**Aim of the exercise:** Copy every line in the records below that contains the word "chevron".

**Material for this task:**
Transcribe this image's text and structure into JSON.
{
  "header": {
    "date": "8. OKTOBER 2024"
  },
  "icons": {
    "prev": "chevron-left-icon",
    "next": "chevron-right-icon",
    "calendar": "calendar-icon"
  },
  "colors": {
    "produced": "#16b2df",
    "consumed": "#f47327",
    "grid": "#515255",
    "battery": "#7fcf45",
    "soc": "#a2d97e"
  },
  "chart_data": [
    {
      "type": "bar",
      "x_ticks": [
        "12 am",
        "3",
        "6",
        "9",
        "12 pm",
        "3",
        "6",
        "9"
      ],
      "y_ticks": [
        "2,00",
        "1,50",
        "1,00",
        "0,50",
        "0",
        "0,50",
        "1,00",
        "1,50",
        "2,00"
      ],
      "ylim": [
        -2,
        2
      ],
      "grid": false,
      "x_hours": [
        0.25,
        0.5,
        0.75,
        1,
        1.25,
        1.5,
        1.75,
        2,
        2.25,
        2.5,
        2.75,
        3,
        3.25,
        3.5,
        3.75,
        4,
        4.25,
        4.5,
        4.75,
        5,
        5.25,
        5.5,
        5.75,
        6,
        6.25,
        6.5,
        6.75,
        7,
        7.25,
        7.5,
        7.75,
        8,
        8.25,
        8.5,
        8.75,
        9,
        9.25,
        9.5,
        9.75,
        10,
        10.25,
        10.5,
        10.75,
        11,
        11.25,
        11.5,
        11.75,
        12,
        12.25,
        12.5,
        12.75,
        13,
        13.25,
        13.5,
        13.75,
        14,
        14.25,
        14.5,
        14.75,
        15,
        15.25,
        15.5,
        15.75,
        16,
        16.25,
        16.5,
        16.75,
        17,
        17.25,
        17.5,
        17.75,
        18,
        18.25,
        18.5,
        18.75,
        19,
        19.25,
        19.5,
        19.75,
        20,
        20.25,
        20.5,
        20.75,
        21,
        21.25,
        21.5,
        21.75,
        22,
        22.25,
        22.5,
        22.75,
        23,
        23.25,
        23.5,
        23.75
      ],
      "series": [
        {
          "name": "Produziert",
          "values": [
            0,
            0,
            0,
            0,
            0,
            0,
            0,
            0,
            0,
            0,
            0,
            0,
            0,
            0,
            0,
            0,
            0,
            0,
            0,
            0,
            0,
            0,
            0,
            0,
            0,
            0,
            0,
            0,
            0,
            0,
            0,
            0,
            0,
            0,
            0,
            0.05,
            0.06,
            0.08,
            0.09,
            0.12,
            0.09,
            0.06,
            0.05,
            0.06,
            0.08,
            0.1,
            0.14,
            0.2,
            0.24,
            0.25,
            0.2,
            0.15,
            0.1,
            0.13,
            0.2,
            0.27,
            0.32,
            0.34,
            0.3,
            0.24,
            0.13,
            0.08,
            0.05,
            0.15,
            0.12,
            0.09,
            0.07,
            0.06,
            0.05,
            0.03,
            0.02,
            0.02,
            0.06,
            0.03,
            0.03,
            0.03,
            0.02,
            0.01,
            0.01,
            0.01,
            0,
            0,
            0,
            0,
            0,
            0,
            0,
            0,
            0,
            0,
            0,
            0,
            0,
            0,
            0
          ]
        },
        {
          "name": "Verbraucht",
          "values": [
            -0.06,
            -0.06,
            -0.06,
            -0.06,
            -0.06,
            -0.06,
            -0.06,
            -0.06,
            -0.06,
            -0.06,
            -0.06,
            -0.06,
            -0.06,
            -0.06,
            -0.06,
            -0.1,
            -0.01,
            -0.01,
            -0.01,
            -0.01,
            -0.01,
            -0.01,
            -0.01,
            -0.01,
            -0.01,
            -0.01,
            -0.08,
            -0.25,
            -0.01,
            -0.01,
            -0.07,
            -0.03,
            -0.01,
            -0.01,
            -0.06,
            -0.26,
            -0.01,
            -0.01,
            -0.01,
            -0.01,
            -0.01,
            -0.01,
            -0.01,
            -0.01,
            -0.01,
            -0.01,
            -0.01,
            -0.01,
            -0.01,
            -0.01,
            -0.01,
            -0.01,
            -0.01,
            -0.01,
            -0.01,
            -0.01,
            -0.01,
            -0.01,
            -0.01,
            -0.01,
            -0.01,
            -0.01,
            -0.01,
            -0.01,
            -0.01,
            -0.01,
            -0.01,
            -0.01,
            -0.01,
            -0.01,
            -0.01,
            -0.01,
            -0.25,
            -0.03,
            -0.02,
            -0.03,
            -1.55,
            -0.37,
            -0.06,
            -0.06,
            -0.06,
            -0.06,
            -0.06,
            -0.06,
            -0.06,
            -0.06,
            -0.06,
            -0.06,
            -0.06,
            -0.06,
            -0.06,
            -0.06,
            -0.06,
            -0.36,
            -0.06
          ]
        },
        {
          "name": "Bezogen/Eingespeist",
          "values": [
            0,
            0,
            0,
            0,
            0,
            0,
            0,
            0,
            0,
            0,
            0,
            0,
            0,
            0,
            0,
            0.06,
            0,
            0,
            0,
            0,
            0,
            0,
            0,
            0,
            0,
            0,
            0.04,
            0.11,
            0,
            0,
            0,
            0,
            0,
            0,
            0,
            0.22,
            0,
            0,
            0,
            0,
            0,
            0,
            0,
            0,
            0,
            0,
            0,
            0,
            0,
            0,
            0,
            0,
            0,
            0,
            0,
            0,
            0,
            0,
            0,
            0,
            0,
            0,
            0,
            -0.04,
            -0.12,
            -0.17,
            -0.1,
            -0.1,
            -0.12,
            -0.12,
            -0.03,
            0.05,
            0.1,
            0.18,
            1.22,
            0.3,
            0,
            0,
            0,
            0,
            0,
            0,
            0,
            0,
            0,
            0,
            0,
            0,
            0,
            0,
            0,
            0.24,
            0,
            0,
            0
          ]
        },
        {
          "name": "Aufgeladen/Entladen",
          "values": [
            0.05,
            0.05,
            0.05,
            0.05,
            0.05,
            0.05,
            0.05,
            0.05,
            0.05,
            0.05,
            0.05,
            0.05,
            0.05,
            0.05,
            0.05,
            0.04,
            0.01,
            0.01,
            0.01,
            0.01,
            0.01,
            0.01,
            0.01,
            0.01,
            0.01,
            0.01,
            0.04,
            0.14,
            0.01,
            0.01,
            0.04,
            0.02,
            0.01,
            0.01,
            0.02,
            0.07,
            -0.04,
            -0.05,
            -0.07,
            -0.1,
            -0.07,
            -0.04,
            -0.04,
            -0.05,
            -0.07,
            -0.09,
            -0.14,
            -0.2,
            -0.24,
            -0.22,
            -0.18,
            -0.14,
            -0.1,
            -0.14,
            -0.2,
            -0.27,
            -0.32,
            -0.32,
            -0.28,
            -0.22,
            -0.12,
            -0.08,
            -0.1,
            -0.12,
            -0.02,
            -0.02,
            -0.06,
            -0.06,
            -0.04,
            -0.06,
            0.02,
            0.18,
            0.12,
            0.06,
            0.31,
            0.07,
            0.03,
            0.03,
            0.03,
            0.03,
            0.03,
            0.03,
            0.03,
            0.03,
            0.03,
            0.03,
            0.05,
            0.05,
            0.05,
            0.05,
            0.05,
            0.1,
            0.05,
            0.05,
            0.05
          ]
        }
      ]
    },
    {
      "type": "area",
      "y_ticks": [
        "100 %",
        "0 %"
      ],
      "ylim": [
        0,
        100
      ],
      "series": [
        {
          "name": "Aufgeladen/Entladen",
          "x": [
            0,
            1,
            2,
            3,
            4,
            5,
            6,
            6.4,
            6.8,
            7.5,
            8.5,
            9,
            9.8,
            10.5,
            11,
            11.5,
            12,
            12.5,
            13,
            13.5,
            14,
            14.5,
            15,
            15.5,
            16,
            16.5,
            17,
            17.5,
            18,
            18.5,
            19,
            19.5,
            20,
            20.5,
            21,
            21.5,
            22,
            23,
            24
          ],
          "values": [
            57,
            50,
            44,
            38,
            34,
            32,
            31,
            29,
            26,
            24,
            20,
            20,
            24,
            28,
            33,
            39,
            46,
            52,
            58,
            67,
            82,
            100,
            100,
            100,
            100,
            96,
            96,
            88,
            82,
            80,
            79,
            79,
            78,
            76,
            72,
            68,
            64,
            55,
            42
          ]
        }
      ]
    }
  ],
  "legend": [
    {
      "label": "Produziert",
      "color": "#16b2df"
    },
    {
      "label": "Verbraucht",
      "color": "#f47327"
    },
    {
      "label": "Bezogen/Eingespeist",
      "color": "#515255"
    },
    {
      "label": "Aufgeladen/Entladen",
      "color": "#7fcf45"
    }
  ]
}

**Answer to the task:**
    "prev": "chevron-left-icon",
    "next": "chevron-right-icon",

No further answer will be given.